How many lines in this data contain the string "温度越高"? Reply with the number only.

------ Records for the exercise ------

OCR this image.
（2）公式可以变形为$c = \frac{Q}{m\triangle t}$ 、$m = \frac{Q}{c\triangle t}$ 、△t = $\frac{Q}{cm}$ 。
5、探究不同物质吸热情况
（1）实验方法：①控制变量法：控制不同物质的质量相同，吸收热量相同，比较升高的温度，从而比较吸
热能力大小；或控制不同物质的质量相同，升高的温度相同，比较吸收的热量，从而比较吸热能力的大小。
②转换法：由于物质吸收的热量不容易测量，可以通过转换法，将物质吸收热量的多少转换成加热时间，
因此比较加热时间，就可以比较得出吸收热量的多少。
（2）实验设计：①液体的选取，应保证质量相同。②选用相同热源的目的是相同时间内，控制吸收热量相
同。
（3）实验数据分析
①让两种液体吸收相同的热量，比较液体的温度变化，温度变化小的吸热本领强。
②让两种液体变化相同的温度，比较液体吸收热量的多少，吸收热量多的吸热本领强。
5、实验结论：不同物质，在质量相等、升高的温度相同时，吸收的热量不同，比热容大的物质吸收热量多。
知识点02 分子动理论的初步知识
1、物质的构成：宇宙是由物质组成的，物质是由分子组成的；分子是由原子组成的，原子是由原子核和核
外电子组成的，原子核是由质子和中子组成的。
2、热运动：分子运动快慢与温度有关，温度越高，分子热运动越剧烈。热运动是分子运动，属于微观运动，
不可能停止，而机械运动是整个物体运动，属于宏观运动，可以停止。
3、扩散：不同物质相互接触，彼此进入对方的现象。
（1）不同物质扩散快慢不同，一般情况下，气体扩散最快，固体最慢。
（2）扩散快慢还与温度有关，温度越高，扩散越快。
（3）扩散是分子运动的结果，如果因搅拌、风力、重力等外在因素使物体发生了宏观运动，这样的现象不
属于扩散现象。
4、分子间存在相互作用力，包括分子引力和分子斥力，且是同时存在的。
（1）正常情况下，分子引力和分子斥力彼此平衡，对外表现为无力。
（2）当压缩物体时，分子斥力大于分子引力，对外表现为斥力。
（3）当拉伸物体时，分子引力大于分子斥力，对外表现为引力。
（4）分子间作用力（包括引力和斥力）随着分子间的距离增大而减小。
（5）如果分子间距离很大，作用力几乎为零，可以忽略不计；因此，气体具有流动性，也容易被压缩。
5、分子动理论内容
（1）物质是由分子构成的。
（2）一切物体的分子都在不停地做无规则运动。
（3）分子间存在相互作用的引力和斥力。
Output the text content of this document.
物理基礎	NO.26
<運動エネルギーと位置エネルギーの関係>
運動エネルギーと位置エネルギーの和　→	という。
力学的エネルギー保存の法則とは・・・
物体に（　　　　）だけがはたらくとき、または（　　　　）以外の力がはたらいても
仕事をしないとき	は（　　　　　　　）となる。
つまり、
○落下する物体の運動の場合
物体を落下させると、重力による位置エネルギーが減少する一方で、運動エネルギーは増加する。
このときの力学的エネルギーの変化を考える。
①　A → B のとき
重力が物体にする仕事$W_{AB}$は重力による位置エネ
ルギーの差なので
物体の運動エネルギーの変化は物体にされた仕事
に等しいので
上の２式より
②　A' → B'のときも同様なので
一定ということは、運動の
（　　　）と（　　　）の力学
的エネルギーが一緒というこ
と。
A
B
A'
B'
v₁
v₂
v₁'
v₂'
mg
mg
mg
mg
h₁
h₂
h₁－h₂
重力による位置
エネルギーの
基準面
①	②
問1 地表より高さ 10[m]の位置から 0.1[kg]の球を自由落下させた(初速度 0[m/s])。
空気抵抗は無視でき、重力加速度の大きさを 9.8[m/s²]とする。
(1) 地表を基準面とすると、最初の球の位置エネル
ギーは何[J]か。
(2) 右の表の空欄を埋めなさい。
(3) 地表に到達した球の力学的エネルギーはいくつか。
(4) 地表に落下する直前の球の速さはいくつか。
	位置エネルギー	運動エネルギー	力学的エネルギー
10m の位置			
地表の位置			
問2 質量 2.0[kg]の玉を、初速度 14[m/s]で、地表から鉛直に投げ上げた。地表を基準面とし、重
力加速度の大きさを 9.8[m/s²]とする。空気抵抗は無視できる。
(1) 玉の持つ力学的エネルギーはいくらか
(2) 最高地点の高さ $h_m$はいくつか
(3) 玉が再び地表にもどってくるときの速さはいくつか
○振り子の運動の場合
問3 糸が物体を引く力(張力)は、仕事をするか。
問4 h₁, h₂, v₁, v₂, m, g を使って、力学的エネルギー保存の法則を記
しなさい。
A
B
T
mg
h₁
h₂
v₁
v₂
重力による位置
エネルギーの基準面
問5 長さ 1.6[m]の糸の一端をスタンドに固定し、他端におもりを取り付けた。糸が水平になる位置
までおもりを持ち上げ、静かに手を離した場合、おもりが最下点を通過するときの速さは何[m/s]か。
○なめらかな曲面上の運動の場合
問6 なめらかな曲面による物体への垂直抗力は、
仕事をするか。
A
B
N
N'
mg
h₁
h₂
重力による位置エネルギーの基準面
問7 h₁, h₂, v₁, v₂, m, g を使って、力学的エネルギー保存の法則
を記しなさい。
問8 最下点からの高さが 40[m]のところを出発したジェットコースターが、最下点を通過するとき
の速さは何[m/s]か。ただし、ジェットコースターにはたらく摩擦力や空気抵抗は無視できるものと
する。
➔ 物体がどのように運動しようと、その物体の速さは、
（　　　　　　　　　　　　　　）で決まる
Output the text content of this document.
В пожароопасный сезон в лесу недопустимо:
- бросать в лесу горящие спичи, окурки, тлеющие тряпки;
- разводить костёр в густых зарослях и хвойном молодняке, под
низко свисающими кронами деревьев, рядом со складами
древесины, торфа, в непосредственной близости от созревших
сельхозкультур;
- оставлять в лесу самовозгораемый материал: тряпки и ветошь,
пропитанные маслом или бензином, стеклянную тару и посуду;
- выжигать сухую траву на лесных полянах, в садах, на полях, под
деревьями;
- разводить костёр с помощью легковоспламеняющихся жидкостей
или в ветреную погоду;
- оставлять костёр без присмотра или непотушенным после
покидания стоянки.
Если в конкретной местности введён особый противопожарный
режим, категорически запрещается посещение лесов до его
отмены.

------

◆ **The reply**:
2